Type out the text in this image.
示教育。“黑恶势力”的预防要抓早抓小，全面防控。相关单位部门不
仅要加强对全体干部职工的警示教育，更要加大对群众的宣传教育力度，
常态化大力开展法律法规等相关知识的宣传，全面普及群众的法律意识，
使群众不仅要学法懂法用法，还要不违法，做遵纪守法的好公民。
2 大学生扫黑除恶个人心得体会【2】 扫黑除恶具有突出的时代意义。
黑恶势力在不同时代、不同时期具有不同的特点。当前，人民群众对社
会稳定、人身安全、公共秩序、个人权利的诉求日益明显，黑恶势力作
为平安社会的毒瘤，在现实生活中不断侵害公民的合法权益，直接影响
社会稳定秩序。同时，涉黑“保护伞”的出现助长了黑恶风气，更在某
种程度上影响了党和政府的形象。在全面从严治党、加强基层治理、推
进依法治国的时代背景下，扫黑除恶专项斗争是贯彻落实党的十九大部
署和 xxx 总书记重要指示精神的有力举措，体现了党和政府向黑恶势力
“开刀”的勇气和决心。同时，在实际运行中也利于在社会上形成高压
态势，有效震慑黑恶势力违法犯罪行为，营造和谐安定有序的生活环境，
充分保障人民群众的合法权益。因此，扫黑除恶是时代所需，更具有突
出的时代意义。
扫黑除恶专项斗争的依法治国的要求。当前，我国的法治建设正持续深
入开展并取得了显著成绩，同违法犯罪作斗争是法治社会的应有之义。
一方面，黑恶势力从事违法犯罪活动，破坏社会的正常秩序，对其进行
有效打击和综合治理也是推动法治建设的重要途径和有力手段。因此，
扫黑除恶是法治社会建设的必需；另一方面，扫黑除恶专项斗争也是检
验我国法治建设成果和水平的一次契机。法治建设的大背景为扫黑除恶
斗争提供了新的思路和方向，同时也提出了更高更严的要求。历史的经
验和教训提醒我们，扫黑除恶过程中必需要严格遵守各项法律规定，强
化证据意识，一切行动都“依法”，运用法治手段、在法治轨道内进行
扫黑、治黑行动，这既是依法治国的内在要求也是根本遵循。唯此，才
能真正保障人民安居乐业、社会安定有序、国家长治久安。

### Problem to work on
Quote the entire listing above exactly.

### Solution to this problem
Type out the text in this image.
示教育。“黑恶势力”的预防要抓早抓小，全面防控。相关单位部门不
仅要加强对全体干部职工的警示教育，更要加大对群众的宣传教育力度，
常态化大力开展法律法规等相关知识的宣传，全面普及群众的法律意识，
使群众不仅要学法懂法用法，还要不违法，做遵纪守法的好公民。
2 大学生扫黑除恶个人心得体会【2】 扫黑除恶具有突出的时代意义。
黑恶势力在不同时代、不同时期具有不同的特点。当前，人民群众对社
会稳定、人身安全、公共秩序、个人权利的诉求日益明显，黑恶势力作
为平安社会的毒瘤，在现实生活中不断侵害公民的合法权益，直接影响
社会稳定秩序。同时，涉黑“保护伞”的出现助长了黑恶风气，更在某
种程度上影响了党和政府的形象。在全面从严治党、加强基层治理、推
进依法治国的时代背景下，扫黑除恶专项斗争是贯彻落实党的十九大部
署和 xxx 总书记重要指示精神的有力举措，体现了党和政府向黑恶势力
“开刀”的勇气和决心。同时，在实际运行中也利于在社会上形成高压
态势，有效震慑黑恶势力违法犯罪行为，营造和谐安定有序的生活环境，
充分保障人民群众的合法权益。因此，扫黑除恶是时代所需，更具有突
出的时代意义。
扫黑除恶专项斗争的依法治国的要求。当前，我国的法治建设正持续深
入开展并取得了显著成绩，同违法犯罪作斗争是法治社会的应有之义。
一方面，黑恶势力从事违法犯罪活动，破坏社会的正常秩序，对其进行
有效打击和综合治理也是推动法治建设的重要途径和有力手段。因此，
扫黑除恶是法治社会建设的必需；另一方面，扫黑除恶专项斗争也是检
验我国法治建设成果和水平的一次契机。法治建设的大背景为扫黑除恶
斗争提供了新的思路和方向，同时也提出了更高更严的要求。历史的经
验和教训提醒我们，扫黑除恶过程中必需要严格遵守各项法律规定，强
化证据意识，一切行动都“依法”，运用法治手段、在法治轨道内进行
扫黑、治黑行动，这既是依法治国的内在要求也是根本遵循。唯此，才
能真正保障人民安居乐业、社会安定有序、国家长治久安。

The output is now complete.